WHAT TO WORK ON: Copy exactly, and only, the lines from the one with "Extract the structured" to the end of the listing; omit pictures.

Stored data:
↓↓↓
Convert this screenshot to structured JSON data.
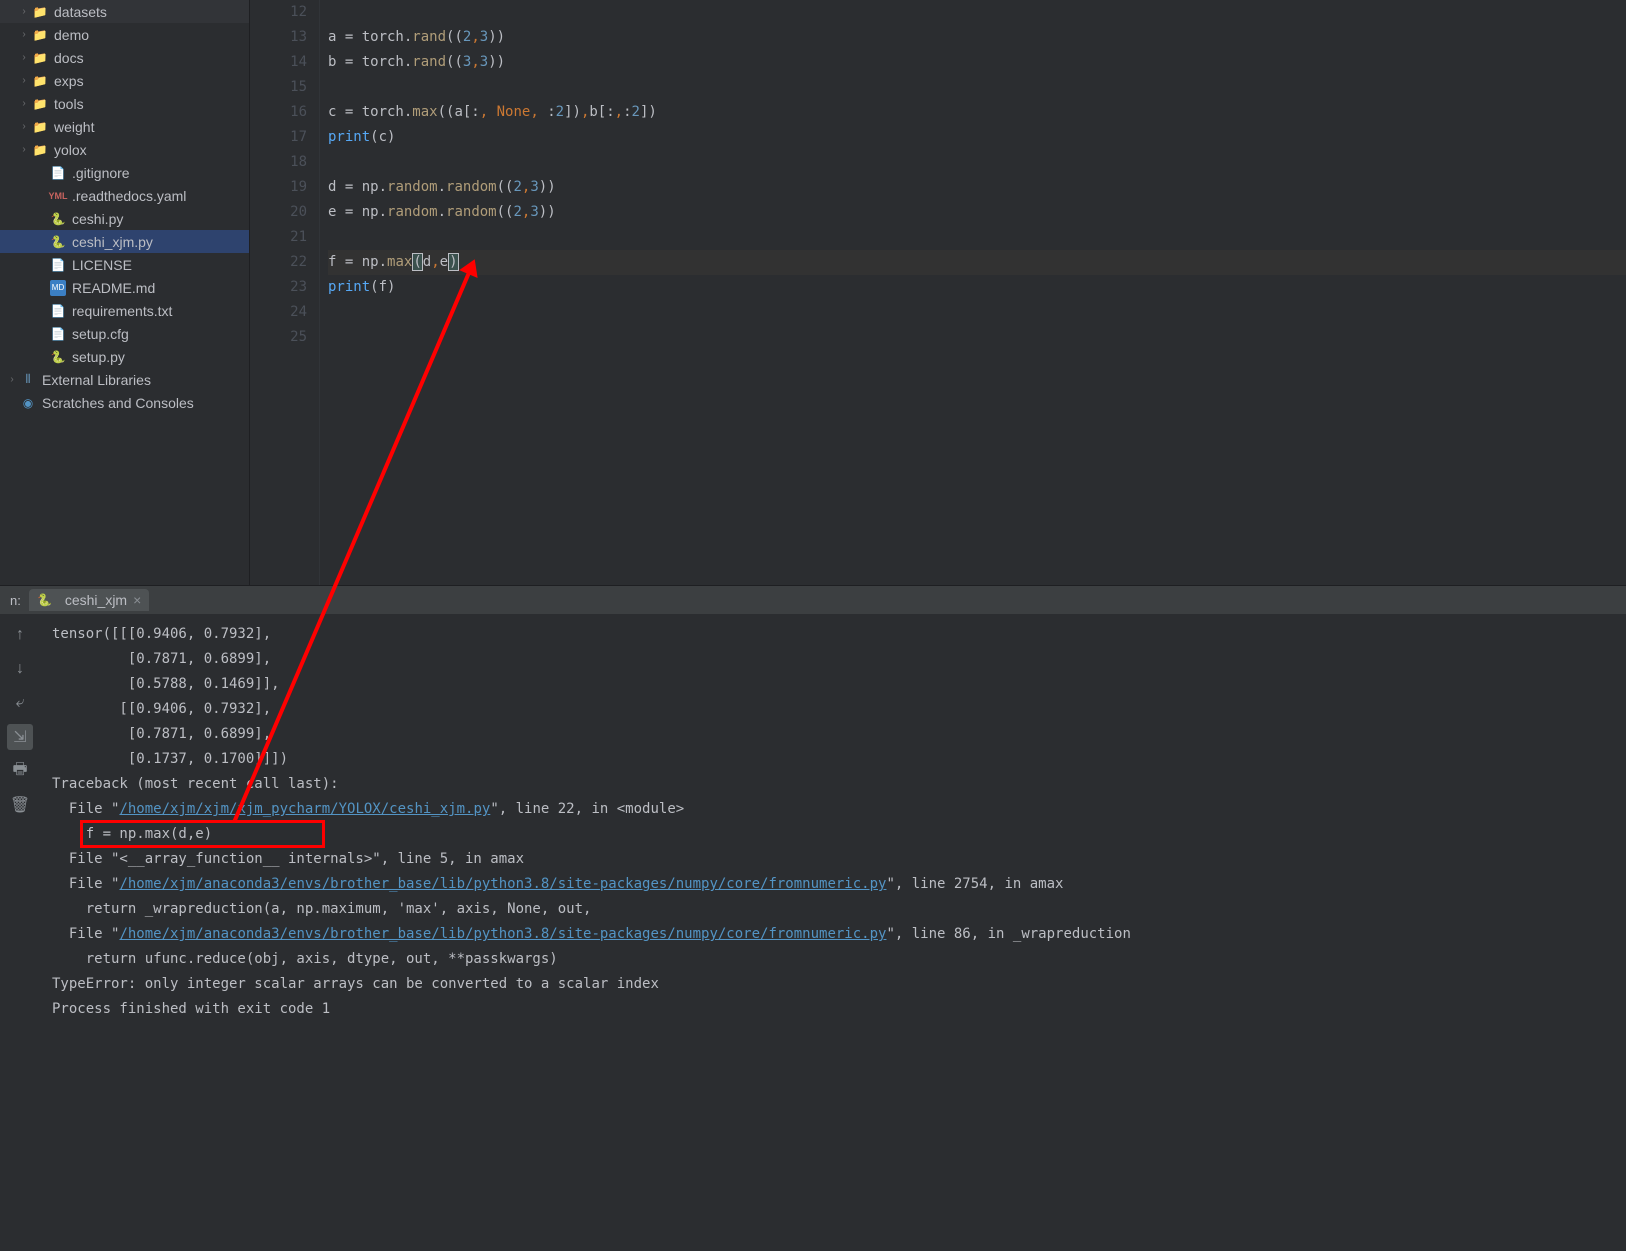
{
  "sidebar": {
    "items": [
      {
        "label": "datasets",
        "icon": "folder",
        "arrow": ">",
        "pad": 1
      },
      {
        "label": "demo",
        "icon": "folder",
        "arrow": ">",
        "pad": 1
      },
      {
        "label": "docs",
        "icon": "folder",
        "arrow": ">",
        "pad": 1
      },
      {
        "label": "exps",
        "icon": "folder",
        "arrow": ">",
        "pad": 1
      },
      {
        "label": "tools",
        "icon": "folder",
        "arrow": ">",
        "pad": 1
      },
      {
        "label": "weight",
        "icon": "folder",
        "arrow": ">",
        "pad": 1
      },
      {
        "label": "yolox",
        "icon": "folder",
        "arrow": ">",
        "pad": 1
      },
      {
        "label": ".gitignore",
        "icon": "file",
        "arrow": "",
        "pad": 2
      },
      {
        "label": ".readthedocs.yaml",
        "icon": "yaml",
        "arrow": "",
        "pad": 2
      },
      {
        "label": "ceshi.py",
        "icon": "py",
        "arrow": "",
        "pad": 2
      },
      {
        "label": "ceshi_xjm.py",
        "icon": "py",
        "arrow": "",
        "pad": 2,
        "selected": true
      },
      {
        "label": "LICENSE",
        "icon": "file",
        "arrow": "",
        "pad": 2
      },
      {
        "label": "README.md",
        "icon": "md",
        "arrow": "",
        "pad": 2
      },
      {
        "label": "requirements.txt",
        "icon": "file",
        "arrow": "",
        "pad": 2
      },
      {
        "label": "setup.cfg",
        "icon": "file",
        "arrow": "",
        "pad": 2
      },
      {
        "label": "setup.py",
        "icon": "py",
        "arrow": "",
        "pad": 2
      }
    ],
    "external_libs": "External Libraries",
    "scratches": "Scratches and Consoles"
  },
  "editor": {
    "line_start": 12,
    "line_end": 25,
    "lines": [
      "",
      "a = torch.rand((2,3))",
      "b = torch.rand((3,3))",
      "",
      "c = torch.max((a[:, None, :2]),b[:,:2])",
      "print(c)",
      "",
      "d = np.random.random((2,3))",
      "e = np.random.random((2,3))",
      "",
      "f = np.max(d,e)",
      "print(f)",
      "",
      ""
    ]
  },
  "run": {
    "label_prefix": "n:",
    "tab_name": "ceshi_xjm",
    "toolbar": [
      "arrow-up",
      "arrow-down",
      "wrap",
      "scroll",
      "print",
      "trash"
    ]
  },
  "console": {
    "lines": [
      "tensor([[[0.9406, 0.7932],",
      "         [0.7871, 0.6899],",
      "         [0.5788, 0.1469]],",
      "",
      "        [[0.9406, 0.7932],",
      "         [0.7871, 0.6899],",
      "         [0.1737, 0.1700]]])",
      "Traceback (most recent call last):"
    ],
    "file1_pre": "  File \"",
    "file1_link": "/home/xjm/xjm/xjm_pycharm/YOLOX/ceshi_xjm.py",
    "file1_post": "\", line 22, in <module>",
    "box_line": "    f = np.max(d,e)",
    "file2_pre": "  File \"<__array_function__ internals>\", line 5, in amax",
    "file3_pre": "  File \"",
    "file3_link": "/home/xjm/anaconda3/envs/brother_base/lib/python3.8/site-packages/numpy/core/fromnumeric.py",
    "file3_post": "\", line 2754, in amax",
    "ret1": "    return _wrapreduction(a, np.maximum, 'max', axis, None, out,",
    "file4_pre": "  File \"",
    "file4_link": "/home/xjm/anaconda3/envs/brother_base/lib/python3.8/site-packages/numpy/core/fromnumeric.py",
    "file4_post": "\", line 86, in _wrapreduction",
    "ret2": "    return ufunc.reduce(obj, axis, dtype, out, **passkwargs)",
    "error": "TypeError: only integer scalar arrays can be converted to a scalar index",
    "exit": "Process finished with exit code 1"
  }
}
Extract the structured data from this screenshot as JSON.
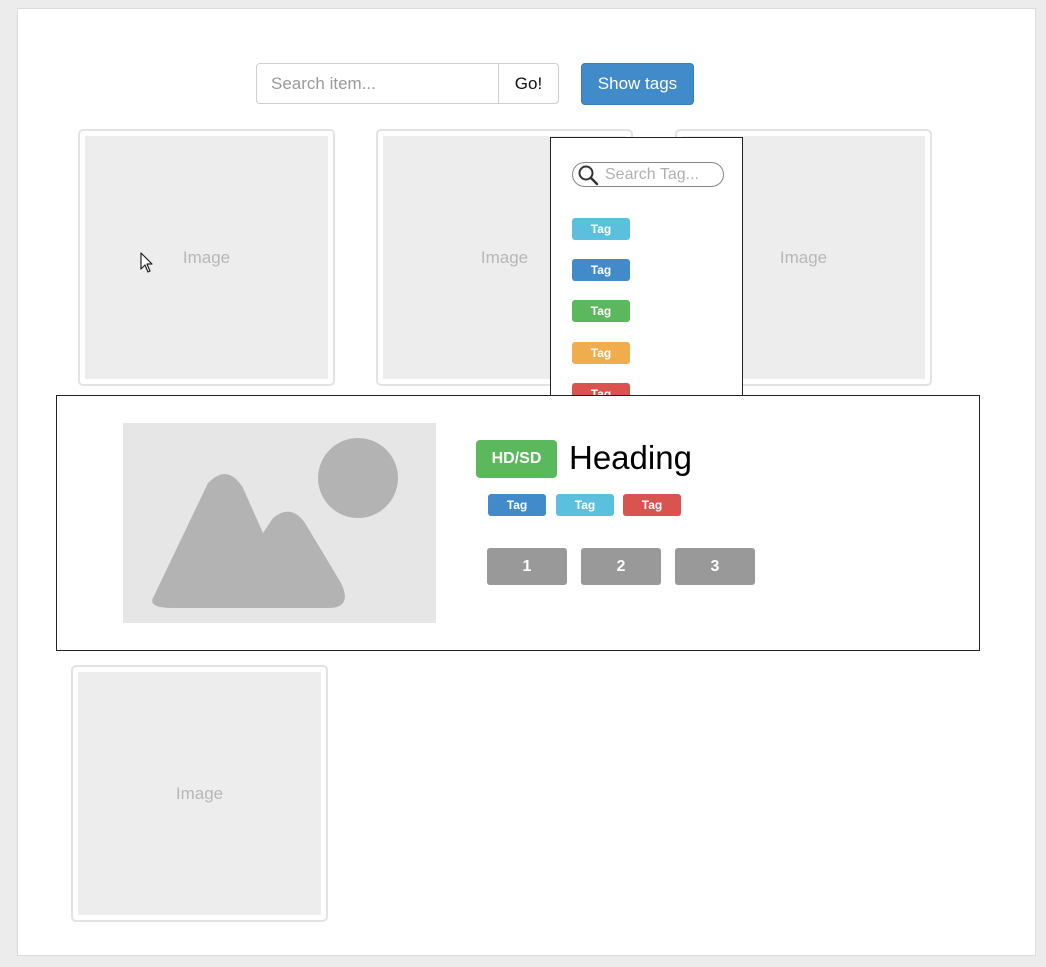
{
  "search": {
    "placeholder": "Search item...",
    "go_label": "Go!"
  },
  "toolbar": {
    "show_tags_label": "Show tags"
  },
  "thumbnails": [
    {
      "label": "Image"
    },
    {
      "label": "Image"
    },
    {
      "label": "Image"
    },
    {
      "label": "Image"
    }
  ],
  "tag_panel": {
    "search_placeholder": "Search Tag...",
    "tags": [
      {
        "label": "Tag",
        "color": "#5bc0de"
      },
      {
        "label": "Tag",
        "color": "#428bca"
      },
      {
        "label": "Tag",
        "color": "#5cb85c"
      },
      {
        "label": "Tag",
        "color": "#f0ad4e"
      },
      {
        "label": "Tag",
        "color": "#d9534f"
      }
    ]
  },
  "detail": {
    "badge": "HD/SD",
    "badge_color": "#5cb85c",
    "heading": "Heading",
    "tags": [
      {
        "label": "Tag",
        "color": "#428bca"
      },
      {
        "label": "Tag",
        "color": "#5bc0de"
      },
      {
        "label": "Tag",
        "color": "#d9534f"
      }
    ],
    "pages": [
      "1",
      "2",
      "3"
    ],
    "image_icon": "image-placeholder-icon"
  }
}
↑↑↑
THE REPLY:
Extract the structured data from this screenshot as JSON.
{
  "search": {
    "placeholder": "Search item...",
    "go_label": "Go!"
  },
  "toolbar": {
    "show_tags_label": "Show tags"
  },
  "thumbnails": [
    {
      "label": "Image"
    },
    {
      "label": "Image"
    },
    {
      "label": "Image"
    },
    {
      "label": "Image"
    }
  ],
  "tag_panel": {
    "search_placeholder": "Search Tag...",
    "tags": [
      {
        "label": "Tag",
        "color": "#5bc0de"
      },
      {
        "label": "Tag",
        "color": "#428bca"
      },
      {
        "label": "Tag",
        "color": "#5cb85c"
      },
      {
        "label": "Tag",
        "color": "#f0ad4e"
      },
      {
        "label": "Tag",
        "color": "#d9534f"
      }
    ]
  },
  "detail": {
    "badge": "HD/SD",
    "badge_color": "#5cb85c",
    "heading": "Heading",
    "tags": [
      {
        "label": "Tag",
        "color": "#428bca"
      },
      {
        "label": "Tag",
        "color": "#5bc0de"
      },
      {
        "label": "Tag",
        "color": "#d9534f"
      }
    ],
    "pages": [
      "1",
      "2",
      "3"
    ],
    "image_icon": "image-placeholder-icon"
  }
}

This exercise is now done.